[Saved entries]
▼▼▼
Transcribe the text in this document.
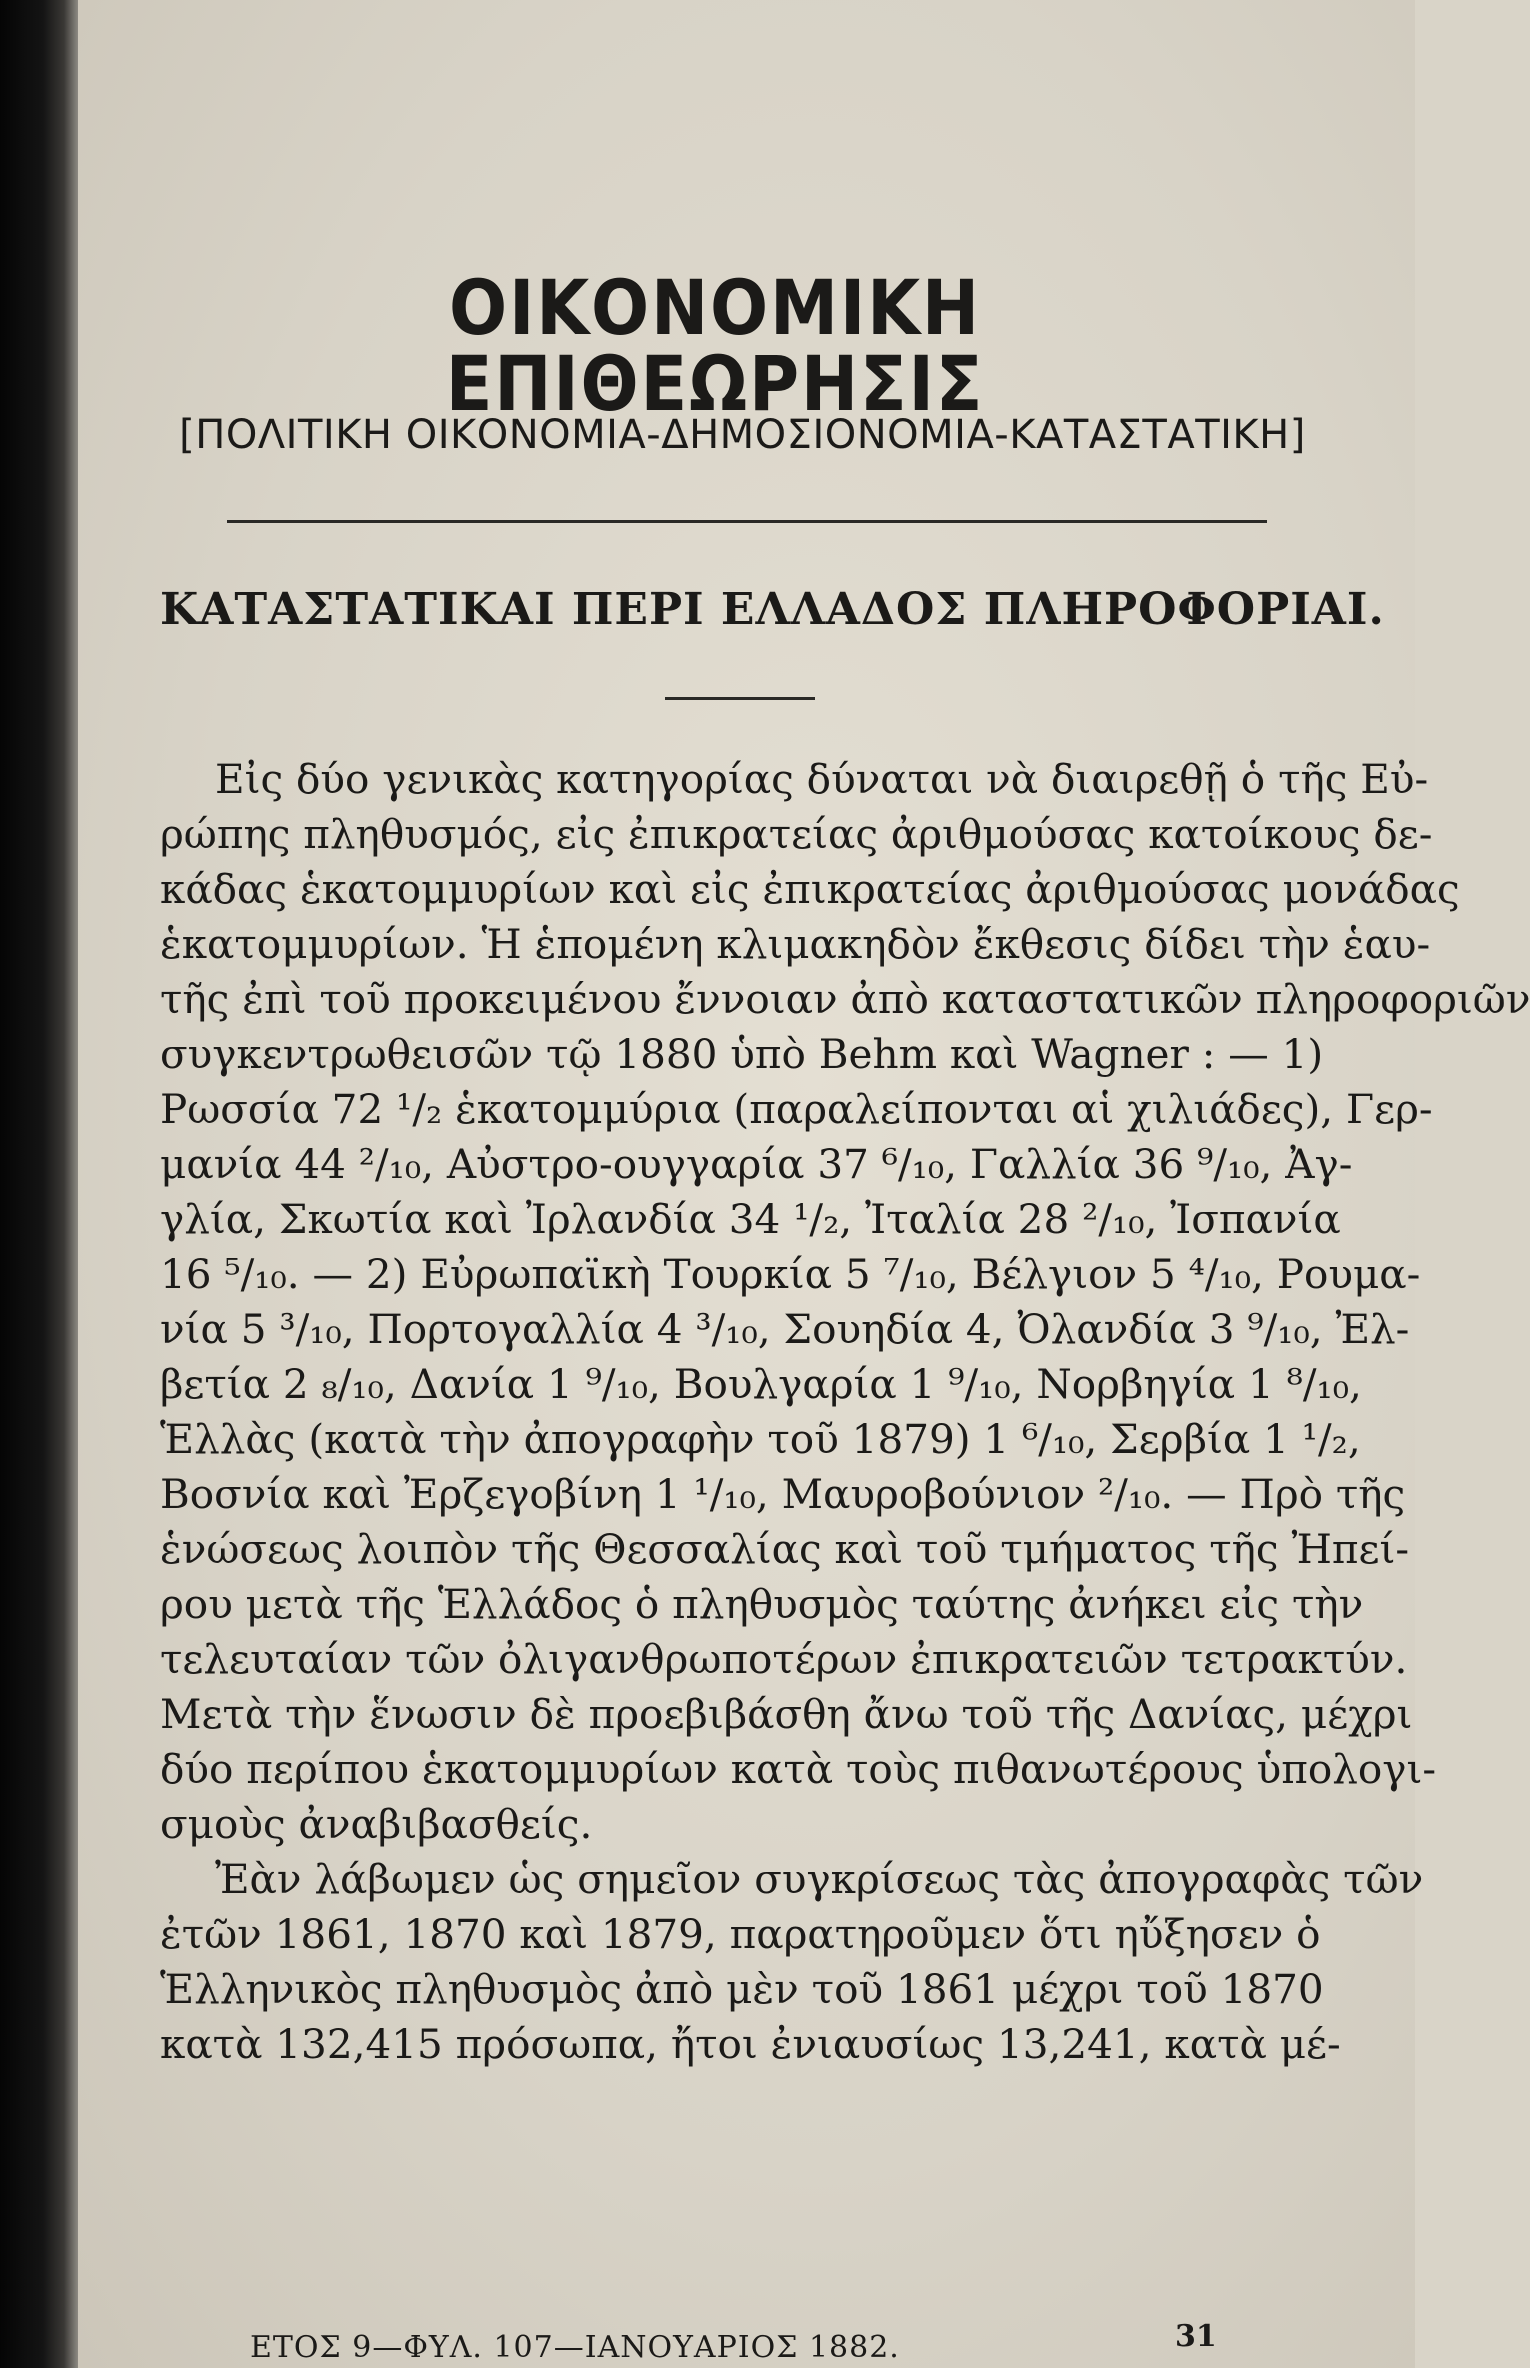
ΟΙΚΟΝΟΜΙΚΗ ΕΠΙΘΕΩΡΗΣΙΣ
[ΠΟΛΙΤΙΚΗ ΟΙΚΟΝΟΜΙΑ-ΔΗΜΟΣΙΟΝΟΜΙΑ-ΚΑΤΑΣΤΑΤΙΚΗ]
ΚΑΤΑΣΤΑΤΙΚΑΙ ΠΕΡΙ ΕΛΛΑΔΟΣ ΠΛΗΡΟΦΟΡΙΑΙ.
Εἰς δύο γενικὰς κατηγορίας δύναται νὰ διαιρεθῇ ὁ τῆς Εὐ-
ρώπης πληθυσμός, εἰς ἐπικρατείας ἀριθμούσας κατοίκους δε-
κάδας ἑκατομμυρίων καὶ εἰς ἐπικρατείας ἀριθμούσας μονάδας
ἑκατομμυρίων. Ἡ ἑπομένη κλιμακηδὸν ἔκθεσις δίδει τὴν ἑαυ-
τῆς ἐπὶ τοῦ προκειμένου ἔννοιαν ἀπὸ καταστατικῶν πληροφοριῶν
συγκεντρωθεισῶν τῷ 1880 ὑπὸ Behm καὶ Wagner : — 1)
Ρωσσία 72 ¹/₂ ἑκατομμύρια (παραλείπονται αἱ χιλιάδες), Γερ-
μανία 44 ²/₁₀, Αὐστρο-ουγγαρία 37 ⁶/₁₀, Γαλλία 36 ⁹/₁₀, Ἀγ-
γλία, Σκωτία καὶ Ἰρλανδία 34 ¹/₂, Ἰταλία 28 ²/₁₀, Ἰσπανία
16 ⁵/₁₀. — 2) Εὐρωπαϊκὴ Τουρκία 5 ⁷/₁₀, Βέλγιον 5 ⁴/₁₀, Ρουμα-
νία 5 ³/₁₀, Πορτογαλλία 4 ³/₁₀, Σουηδία 4, Ὀλανδία 3 ⁹/₁₀, Ἐλ-
βετία 2 ₈/₁₀, Δανία 1 ⁹/₁₀, Βουλγαρία 1 ⁹/₁₀, Νορβηγία 1 ⁸/₁₀,
Ἑλλὰς (κατὰ τὴν ἀπογραφὴν τοῦ 1879) 1 ⁶/₁₀, Σερβία 1 ¹/₂,
Βοσνία καὶ Ἐρζεγοβίνη 1 ¹/₁₀, Μαυροβούνιον ²/₁₀. — Πρὸ τῆς
ἑνώσεως λοιπὸν τῆς Θεσσαλίας καὶ τοῦ τμήματος τῆς Ἠπεί-
ρου μετὰ τῆς Ἑλλάδος ὁ πληθυσμὸς ταύτης ἀνήκει εἰς τὴν
τελευταίαν τῶν ὀλιγανθρωποτέρων ἐπικρατειῶν τετρακτύν.
Μετὰ τὴν ἕνωσιν δὲ προεβιβάσθη ἄνω τοῦ τῆς Δανίας, μέχρι
δύο περίπου ἑκατομμυρίων κατὰ τοὺς πιθανωτέρους ὑπολογι-
σμοὺς ἀναβιβασθείς.
Ἐὰν λάβωμεν ὡς σημεῖον συγκρίσεως τὰς ἀπογραφὰς τῶν
ἐτῶν 1861, 1870 καὶ 1879, παρατηροῦμεν ὅτι ηὔξησεν ὁ
Ἑλληνικὸς πληθυσμὸς ἀπὸ μὲν τοῦ 1861 μέχρι τοῦ 1870
κατὰ 132,415 πρόσωπα, ἤτοι ἐνιαυσίως 13,241, κατὰ μέ-
31
ΕΤΟΣ 9—ΦΥΛ. 107—ΙΑΝΟΥΑΡΙΟΣ 1882.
▲▲▲
Using the listing above, show each line holding the string "ἀριθμούσας".

Final answer:
ρώπης πληθυσμός, εἰς ἐπικρατείας ἀριθμούσας κατοίκους δε-
κάδας ἑκατομμυρίων καὶ εἰς ἐπικρατείας ἀριθμούσας μονάδας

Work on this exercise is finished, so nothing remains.